▶ **Aim**
Repeat the rows verbatim, from the line containing "Itemize the components" through the line containing "nav-contact[interactable]: お問い合わせ (974, 113, 1028, 126)", both included.

▶ **Input records**

-- Start --

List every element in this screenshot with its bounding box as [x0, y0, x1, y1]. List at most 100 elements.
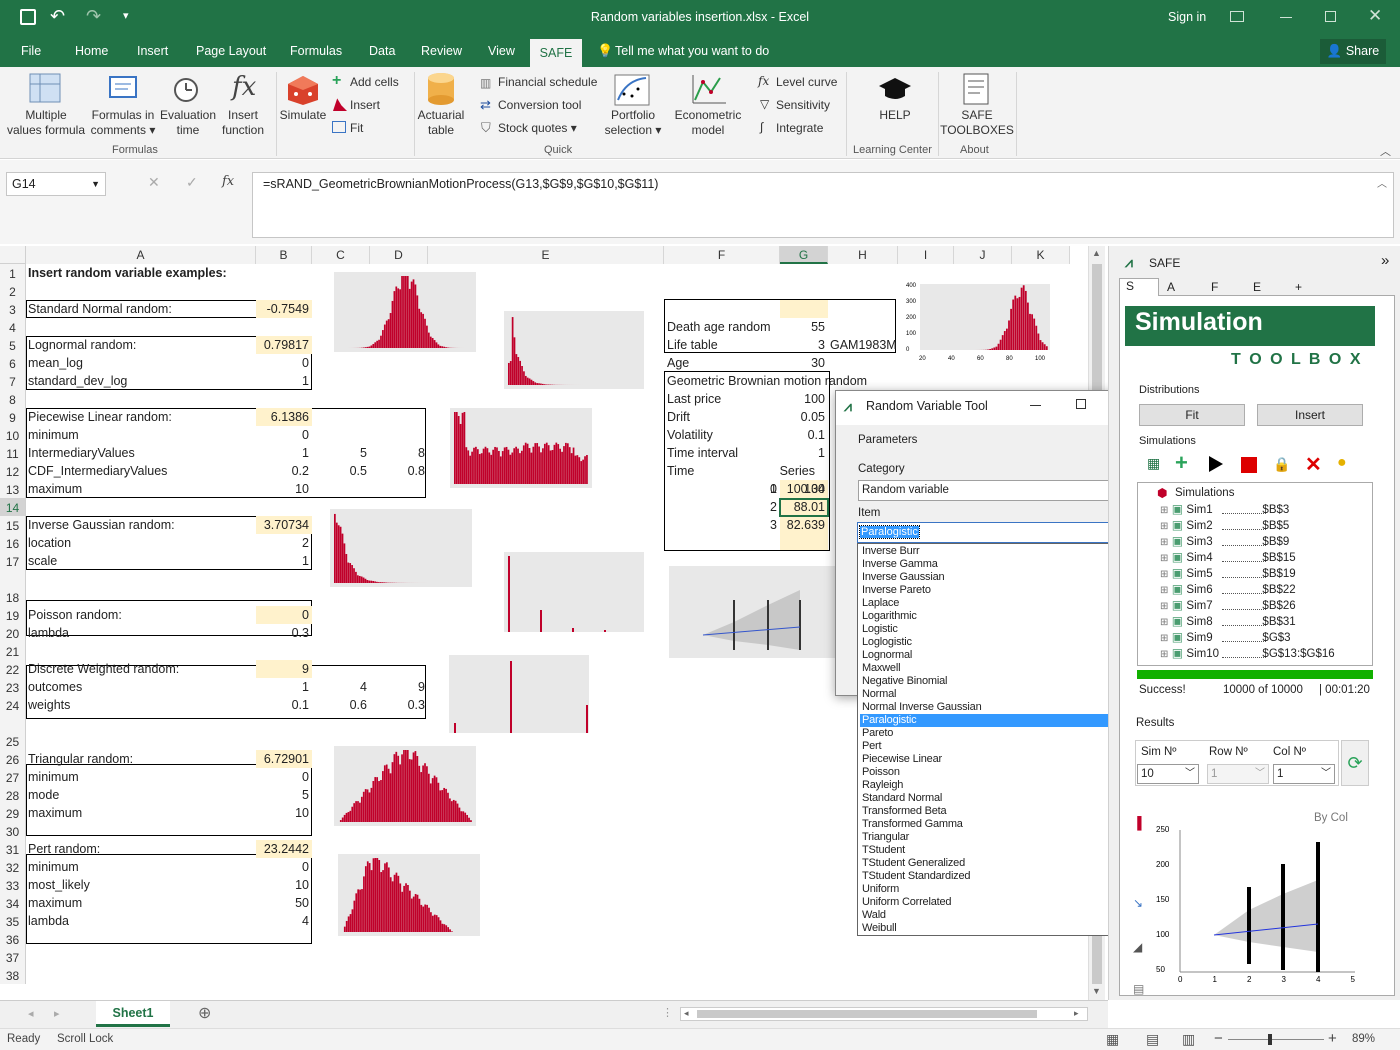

-- End --
-- Start --

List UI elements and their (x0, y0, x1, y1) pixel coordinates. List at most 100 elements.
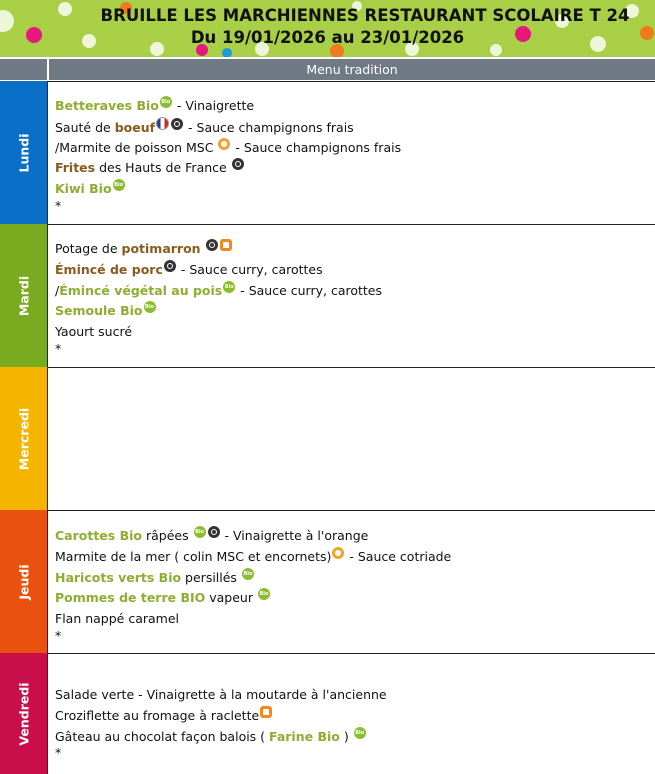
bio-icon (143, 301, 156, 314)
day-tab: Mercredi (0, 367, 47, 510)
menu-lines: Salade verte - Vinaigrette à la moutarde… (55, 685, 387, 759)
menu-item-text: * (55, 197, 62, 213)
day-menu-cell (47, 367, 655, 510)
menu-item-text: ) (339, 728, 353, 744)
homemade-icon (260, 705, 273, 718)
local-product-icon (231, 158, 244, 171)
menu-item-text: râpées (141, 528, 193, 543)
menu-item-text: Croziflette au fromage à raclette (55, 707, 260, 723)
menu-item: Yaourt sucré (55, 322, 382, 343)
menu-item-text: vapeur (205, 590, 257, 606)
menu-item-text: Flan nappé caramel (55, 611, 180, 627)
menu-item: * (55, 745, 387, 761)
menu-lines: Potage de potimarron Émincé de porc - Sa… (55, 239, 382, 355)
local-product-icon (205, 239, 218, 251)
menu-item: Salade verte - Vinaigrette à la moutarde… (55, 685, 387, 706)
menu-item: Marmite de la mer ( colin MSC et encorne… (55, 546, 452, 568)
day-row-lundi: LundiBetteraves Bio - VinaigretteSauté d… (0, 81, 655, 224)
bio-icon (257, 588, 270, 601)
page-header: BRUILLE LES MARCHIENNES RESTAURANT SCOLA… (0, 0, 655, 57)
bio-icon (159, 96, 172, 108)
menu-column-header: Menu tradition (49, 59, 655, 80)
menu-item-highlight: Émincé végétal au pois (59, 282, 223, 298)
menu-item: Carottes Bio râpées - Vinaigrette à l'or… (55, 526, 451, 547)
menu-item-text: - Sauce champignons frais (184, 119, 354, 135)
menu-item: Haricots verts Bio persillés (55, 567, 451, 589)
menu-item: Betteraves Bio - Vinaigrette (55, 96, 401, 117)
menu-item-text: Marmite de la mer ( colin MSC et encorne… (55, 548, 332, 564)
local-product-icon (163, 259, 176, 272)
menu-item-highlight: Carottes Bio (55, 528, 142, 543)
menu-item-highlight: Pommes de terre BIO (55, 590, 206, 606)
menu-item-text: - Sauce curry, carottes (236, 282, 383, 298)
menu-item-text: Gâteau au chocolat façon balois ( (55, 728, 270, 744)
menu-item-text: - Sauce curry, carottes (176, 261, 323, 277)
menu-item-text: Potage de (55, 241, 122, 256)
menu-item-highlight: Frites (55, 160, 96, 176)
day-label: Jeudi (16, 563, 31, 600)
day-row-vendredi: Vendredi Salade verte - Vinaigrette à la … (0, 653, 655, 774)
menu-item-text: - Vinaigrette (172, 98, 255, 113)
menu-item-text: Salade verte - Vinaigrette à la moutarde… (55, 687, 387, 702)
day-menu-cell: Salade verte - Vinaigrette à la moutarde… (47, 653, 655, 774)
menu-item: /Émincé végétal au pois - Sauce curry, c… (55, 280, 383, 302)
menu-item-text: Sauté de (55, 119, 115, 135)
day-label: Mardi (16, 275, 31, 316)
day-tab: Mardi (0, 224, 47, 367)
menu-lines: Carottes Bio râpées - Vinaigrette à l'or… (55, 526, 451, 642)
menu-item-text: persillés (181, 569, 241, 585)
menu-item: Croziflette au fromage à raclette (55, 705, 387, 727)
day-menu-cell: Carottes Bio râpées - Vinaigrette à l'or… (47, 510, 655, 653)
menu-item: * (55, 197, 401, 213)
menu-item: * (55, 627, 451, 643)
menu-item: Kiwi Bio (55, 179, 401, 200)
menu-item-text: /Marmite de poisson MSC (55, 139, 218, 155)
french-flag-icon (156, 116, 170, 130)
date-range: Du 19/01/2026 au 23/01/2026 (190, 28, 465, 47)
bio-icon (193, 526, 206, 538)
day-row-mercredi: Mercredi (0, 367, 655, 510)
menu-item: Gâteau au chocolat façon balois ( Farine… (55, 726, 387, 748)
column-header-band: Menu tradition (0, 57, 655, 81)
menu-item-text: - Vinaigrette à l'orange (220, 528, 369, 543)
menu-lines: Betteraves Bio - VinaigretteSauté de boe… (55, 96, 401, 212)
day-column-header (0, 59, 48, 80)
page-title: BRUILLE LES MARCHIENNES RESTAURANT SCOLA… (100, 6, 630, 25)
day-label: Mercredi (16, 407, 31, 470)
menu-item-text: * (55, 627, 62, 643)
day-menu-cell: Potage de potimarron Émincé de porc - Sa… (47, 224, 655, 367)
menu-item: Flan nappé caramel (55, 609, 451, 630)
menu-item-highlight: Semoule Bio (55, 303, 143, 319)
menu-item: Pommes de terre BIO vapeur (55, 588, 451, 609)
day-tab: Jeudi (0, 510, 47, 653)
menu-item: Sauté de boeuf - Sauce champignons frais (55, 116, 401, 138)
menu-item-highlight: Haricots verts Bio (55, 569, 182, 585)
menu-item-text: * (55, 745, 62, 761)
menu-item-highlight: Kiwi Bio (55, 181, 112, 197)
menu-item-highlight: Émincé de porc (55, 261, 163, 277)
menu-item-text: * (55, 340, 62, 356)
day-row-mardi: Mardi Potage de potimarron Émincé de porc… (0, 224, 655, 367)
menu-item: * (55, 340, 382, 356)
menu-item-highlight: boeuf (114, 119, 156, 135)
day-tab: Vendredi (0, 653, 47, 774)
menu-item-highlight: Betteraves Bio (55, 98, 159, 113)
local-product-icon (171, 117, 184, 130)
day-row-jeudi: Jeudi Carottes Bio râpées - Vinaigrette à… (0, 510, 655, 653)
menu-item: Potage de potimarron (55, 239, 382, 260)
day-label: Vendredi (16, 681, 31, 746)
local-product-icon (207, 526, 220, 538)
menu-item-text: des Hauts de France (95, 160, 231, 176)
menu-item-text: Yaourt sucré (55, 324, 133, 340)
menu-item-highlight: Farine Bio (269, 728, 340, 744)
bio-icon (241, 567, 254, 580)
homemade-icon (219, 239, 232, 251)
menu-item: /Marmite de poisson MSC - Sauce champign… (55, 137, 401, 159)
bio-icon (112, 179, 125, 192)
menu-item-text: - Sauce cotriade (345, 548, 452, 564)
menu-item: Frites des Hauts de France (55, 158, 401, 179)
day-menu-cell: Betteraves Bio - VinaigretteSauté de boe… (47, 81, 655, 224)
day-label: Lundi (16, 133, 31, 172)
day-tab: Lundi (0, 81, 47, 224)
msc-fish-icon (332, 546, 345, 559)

-- End --
-- Start --

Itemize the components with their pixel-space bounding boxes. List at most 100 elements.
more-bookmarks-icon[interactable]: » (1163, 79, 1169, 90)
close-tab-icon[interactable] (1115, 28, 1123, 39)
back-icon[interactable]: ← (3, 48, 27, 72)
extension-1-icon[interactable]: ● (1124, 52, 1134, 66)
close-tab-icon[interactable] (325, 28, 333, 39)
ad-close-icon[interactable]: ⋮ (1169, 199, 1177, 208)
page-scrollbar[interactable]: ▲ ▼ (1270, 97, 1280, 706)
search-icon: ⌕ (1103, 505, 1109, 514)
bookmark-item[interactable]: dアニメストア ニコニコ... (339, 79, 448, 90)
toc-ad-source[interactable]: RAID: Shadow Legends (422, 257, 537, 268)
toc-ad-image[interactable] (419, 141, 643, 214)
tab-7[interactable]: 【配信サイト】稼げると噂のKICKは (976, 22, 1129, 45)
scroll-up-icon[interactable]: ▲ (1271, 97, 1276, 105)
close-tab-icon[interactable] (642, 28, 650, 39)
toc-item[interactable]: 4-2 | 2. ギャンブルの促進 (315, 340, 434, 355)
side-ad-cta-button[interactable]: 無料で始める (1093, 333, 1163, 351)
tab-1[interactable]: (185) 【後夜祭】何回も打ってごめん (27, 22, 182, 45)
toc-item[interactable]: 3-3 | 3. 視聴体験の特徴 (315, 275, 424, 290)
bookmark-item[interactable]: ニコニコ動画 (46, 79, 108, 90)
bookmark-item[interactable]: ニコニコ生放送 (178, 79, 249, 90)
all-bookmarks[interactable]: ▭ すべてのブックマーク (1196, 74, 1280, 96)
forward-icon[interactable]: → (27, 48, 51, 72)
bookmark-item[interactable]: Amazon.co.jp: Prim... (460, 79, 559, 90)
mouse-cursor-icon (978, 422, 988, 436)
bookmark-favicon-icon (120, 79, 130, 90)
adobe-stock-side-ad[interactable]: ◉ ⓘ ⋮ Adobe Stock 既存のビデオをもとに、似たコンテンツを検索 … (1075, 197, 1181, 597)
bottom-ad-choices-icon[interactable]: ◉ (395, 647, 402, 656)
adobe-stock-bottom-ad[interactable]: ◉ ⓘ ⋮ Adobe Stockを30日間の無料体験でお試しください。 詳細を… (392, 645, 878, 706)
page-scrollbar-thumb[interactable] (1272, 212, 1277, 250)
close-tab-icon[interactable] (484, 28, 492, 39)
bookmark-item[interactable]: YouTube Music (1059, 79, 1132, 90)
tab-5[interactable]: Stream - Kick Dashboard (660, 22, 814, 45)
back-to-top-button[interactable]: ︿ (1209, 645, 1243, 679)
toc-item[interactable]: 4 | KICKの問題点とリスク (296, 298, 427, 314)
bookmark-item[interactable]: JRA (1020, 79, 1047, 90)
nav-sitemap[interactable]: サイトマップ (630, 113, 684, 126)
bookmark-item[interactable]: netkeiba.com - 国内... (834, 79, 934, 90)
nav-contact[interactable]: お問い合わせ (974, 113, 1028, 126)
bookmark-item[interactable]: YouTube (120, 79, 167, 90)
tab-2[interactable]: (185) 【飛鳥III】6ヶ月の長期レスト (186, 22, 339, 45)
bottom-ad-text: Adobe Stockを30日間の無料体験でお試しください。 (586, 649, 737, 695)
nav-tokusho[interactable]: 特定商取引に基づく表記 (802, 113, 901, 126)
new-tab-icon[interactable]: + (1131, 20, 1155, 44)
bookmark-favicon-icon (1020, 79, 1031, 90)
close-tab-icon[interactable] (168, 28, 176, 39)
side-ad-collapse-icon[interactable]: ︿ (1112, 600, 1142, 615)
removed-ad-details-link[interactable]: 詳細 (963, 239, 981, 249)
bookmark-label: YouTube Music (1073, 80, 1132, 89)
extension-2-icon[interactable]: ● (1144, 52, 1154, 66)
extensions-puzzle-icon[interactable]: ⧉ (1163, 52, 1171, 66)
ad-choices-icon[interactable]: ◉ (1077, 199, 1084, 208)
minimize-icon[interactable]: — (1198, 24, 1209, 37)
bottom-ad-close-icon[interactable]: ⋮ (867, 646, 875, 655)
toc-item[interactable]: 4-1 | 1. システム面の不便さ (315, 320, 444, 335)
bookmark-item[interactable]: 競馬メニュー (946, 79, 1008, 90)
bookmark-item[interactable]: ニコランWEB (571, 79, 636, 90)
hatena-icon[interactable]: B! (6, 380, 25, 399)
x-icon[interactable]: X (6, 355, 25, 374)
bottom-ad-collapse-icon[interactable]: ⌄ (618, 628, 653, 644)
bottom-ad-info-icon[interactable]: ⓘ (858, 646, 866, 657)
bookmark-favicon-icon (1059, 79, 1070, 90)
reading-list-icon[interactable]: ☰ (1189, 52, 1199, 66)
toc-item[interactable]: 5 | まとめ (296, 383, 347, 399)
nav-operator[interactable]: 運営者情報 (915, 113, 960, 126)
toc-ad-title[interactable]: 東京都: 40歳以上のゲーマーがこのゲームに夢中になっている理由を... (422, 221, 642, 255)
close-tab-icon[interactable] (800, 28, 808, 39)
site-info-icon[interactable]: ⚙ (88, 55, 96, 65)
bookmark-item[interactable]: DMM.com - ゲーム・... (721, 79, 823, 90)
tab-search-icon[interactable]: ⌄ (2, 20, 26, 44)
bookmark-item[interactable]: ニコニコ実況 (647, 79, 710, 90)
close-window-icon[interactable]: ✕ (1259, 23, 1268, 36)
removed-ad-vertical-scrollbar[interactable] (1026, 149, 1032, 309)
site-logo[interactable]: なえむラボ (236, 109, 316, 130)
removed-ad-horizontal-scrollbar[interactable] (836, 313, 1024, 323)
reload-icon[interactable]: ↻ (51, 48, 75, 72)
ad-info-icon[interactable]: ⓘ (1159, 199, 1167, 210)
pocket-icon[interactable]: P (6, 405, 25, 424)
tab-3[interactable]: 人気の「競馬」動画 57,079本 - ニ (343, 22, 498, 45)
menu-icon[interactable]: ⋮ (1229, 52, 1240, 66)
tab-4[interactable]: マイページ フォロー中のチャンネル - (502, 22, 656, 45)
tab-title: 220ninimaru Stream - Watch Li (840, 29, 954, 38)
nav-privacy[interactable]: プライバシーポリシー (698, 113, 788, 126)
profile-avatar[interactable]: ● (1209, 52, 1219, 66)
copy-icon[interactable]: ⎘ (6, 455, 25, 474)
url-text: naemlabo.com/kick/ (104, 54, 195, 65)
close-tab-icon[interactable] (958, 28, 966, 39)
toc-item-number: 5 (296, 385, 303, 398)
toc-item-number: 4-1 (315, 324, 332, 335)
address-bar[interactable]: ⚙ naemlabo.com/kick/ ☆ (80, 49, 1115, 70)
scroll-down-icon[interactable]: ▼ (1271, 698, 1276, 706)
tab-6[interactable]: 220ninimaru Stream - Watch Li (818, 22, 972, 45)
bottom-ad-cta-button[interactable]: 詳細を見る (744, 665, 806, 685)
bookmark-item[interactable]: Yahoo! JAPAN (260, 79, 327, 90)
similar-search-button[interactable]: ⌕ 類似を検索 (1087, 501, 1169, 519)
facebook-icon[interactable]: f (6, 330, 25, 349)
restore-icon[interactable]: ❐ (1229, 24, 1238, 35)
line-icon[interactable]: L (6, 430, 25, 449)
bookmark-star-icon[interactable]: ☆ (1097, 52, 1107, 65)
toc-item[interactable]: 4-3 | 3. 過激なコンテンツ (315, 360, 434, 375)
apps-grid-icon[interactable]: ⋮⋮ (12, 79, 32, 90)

-- End --

▶ **Full solution**
Itemize the components with their pixel-space bounding boxes. List at most 100 elements.
more-bookmarks-icon[interactable]: » (1163, 79, 1169, 90)
close-tab-icon[interactable] (1115, 28, 1123, 39)
back-icon[interactable]: ← (3, 48, 27, 72)
extension-1-icon[interactable]: ● (1124, 52, 1134, 66)
close-tab-icon[interactable] (325, 28, 333, 39)
ad-close-icon[interactable]: ⋮ (1169, 199, 1177, 208)
page-scrollbar[interactable]: ▲ ▼ (1270, 97, 1280, 706)
search-icon: ⌕ (1103, 505, 1109, 514)
bookmark-item[interactable]: dアニメストア ニコニコ... (339, 79, 448, 90)
toc-ad-source[interactable]: RAID: Shadow Legends (422, 257, 537, 268)
toc-ad-image[interactable] (419, 141, 643, 214)
tab-7[interactable]: 【配信サイト】稼げると噂のKICKは (976, 22, 1129, 45)
scroll-up-icon[interactable]: ▲ (1271, 97, 1276, 105)
close-tab-icon[interactable] (642, 28, 650, 39)
toc-item[interactable]: 4-2 | 2. ギャンブルの促進 (315, 340, 434, 355)
side-ad-cta-button[interactable]: 無料で始める (1093, 333, 1163, 351)
tab-1[interactable]: (185) 【後夜祭】何回も打ってごめん (27, 22, 182, 45)
toc-item[interactable]: 3-3 | 3. 視聴体験の特徴 (315, 275, 424, 290)
bookmark-item[interactable]: ニコニコ動画 (46, 79, 108, 90)
bookmark-item[interactable]: ニコニコ生放送 (178, 79, 249, 90)
all-bookmarks[interactable]: ▭ すべてのブックマーク (1196, 74, 1280, 96)
forward-icon[interactable]: → (27, 48, 51, 72)
bookmark-item[interactable]: Amazon.co.jp: Prim... (460, 79, 559, 90)
mouse-cursor-icon (978, 422, 988, 436)
bookmark-favicon-icon (120, 79, 130, 90)
adobe-stock-side-ad[interactable]: ◉ ⓘ ⋮ Adobe Stock 既存のビデオをもとに、似たコンテンツを検索 … (1075, 197, 1181, 597)
bottom-ad-choices-icon[interactable]: ◉ (395, 647, 402, 656)
adobe-stock-bottom-ad[interactable]: ◉ ⓘ ⋮ Adobe Stockを30日間の無料体験でお試しください。 詳細を… (392, 645, 878, 706)
page-scrollbar-thumb[interactable] (1272, 212, 1277, 250)
close-tab-icon[interactable] (484, 28, 492, 39)
bookmark-item[interactable]: YouTube Music (1059, 79, 1132, 90)
tab-5[interactable]: Stream - Kick Dashboard (660, 22, 814, 45)
back-to-top-button[interactable]: ︿ (1209, 645, 1243, 679)
toc-item[interactable]: 4 | KICKの問題点とリスク (296, 298, 427, 314)
bookmark-item[interactable]: JRA (1020, 79, 1047, 90)
nav-sitemap[interactable]: サイトマップ (630, 113, 684, 126)
bookmark-item[interactable]: netkeiba.com - 国内... (834, 79, 934, 90)
nav-contact[interactable]: お問い合わせ (974, 113, 1028, 126)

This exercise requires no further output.